--- Task data ---

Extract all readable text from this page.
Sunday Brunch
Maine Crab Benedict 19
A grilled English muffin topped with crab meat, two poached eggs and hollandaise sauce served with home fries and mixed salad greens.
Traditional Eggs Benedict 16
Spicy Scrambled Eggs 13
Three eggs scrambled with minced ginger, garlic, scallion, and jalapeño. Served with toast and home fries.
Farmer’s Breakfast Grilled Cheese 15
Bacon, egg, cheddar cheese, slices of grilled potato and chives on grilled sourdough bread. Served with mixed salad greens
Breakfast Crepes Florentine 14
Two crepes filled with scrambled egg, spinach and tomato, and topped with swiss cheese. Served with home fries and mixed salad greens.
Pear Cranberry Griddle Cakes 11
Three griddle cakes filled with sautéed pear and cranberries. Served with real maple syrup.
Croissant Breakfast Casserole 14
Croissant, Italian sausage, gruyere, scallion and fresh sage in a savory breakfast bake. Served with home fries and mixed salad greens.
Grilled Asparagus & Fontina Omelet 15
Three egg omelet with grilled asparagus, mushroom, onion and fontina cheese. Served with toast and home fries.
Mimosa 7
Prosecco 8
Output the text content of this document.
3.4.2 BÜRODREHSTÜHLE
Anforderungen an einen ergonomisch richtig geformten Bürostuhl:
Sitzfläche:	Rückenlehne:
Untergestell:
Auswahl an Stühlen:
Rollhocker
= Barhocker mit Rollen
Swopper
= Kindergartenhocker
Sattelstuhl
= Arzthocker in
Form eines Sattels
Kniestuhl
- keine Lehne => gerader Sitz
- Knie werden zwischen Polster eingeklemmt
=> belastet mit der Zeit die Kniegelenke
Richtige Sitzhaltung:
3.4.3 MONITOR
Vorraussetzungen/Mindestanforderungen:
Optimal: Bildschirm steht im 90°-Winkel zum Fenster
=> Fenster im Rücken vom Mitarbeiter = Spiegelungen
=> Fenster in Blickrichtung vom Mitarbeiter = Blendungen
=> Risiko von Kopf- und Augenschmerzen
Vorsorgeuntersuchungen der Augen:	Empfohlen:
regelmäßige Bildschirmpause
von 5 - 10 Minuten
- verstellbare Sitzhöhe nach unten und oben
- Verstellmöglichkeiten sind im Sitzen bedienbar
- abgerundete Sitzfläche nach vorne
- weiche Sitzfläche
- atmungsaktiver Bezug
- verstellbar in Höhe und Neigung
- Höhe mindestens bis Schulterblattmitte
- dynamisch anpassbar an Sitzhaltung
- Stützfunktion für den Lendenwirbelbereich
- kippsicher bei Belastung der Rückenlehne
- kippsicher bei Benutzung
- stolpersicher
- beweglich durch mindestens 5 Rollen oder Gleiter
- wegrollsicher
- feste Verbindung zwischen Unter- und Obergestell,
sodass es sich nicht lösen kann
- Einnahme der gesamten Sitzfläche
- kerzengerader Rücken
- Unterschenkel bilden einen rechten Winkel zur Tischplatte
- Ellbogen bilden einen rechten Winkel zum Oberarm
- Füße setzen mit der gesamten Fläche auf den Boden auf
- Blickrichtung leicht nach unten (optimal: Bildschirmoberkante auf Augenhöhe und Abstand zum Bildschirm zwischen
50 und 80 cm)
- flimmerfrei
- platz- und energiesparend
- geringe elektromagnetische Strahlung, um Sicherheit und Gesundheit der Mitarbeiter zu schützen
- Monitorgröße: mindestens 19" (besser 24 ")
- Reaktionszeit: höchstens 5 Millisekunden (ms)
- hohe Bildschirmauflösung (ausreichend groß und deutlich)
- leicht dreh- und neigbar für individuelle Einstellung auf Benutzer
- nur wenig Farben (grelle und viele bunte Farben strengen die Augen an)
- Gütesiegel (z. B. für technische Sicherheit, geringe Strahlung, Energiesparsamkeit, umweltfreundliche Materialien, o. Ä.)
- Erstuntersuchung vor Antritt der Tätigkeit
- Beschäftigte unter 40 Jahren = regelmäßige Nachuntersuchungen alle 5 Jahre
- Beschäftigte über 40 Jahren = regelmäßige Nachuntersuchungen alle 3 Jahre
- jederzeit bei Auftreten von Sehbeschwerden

---

**Problem to solve**
Write down only the number of lines that contain the string "Sitzhaltung" in the listing.

**Exercise response**
2